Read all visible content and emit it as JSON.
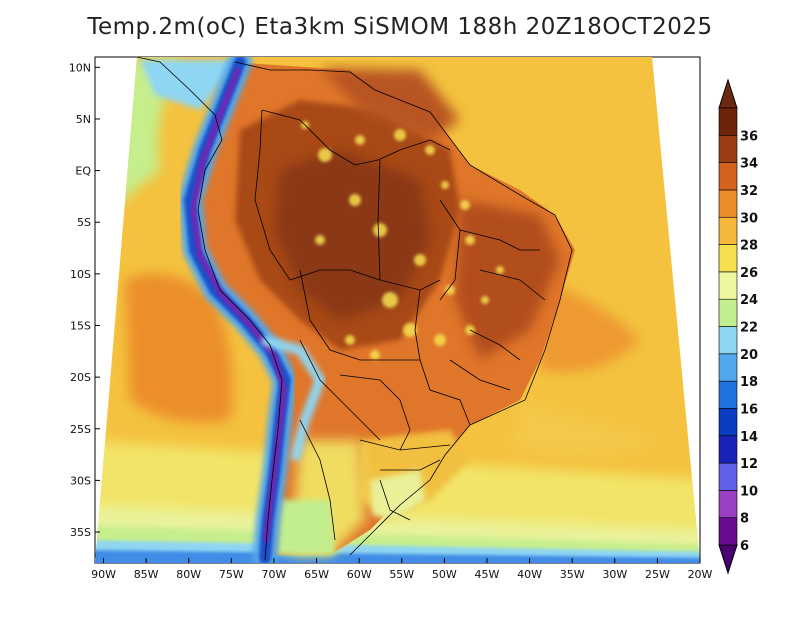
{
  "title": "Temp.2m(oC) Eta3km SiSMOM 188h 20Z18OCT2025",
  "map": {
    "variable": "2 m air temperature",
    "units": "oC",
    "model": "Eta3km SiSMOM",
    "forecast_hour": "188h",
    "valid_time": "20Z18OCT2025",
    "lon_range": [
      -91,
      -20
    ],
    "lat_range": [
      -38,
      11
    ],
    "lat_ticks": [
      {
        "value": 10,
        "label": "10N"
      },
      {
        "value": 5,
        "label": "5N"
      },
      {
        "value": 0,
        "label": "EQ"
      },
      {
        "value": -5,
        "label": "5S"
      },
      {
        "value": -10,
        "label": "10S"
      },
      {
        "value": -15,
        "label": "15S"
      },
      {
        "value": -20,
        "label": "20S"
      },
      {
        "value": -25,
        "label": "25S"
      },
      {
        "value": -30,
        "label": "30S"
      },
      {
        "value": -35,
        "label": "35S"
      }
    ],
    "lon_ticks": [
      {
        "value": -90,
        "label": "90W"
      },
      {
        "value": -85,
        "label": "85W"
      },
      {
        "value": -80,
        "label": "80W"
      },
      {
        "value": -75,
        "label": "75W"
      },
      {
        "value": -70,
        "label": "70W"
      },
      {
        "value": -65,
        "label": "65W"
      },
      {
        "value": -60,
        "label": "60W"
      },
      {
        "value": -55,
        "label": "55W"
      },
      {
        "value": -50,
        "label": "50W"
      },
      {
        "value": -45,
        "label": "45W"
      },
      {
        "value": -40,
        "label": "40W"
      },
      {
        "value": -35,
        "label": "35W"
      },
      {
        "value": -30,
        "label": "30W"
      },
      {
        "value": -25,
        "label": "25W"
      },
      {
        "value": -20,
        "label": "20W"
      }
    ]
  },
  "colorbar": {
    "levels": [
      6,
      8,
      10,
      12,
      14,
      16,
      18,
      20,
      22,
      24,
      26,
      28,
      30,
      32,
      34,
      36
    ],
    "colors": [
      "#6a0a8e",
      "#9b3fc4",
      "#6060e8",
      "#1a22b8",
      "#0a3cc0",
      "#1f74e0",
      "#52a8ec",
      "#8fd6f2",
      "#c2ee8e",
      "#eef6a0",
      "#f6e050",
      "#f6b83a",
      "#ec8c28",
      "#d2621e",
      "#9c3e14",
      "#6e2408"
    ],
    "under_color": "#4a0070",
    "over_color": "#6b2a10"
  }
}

---

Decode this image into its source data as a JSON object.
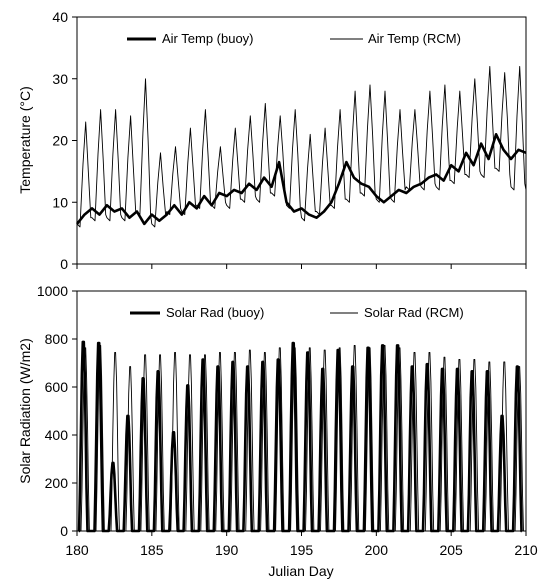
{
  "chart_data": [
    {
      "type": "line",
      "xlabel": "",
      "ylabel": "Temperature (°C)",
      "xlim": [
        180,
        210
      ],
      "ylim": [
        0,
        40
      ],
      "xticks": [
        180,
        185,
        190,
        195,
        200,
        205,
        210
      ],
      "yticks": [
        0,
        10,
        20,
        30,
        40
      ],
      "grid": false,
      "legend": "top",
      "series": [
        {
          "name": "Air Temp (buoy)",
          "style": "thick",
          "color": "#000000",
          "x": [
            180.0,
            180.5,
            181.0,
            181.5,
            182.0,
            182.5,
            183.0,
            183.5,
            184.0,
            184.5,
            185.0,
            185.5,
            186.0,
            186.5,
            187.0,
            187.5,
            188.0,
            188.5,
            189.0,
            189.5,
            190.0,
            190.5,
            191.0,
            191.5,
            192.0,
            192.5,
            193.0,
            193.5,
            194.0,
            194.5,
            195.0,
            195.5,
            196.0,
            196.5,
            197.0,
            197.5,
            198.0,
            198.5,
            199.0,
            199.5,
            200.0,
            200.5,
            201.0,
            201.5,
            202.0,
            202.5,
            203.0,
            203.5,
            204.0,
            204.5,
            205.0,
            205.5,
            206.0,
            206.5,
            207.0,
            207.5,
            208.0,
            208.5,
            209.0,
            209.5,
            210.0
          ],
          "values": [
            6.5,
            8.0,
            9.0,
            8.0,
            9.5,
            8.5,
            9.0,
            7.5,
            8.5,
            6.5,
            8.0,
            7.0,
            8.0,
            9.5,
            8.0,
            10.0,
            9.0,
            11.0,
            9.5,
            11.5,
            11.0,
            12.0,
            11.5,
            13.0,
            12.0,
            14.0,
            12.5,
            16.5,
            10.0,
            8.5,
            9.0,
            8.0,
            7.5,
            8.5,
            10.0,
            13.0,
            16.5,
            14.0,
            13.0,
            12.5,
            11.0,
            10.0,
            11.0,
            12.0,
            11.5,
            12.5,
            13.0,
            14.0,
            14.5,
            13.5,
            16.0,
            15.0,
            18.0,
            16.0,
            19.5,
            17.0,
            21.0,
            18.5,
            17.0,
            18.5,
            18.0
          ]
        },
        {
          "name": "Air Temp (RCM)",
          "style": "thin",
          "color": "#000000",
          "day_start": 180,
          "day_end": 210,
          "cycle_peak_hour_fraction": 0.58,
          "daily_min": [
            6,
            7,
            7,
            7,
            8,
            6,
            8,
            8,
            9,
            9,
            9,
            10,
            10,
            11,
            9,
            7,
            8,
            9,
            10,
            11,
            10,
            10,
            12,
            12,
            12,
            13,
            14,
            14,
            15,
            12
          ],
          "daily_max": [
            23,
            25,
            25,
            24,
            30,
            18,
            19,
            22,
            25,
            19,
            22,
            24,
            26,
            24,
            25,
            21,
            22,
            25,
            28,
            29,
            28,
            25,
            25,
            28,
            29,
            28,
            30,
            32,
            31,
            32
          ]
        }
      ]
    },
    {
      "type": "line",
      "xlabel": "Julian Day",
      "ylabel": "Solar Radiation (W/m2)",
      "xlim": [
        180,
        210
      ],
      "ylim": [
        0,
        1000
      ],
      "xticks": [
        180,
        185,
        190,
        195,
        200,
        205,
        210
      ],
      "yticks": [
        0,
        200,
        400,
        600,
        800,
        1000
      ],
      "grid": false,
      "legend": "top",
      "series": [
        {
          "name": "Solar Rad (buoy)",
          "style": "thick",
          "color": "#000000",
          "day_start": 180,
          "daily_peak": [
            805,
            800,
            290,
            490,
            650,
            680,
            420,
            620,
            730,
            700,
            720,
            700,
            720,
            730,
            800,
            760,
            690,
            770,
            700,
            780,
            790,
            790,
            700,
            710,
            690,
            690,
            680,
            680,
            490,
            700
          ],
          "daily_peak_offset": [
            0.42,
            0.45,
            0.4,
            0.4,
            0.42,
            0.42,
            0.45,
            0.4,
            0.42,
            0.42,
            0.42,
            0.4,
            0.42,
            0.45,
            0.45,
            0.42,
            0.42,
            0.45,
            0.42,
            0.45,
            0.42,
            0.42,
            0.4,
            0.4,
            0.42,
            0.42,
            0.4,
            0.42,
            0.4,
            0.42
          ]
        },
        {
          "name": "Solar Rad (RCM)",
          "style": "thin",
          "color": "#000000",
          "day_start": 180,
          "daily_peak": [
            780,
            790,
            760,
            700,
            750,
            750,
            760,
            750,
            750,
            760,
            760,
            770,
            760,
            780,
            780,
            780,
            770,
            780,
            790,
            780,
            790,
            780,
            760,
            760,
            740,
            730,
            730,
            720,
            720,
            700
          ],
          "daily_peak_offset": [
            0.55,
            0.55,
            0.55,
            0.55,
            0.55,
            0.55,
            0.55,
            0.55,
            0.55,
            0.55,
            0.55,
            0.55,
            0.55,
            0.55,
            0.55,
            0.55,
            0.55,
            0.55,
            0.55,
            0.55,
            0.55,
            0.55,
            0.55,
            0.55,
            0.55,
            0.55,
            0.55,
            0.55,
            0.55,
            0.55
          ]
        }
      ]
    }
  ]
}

• WHAT IS NEEDED: Your task is to gather every line with the word "ylabel" and copy it.

• FINAL RESULT:
      "ylabel": "Temperature (°C)",
      "ylabel": "Solar Radiation (W/m2)",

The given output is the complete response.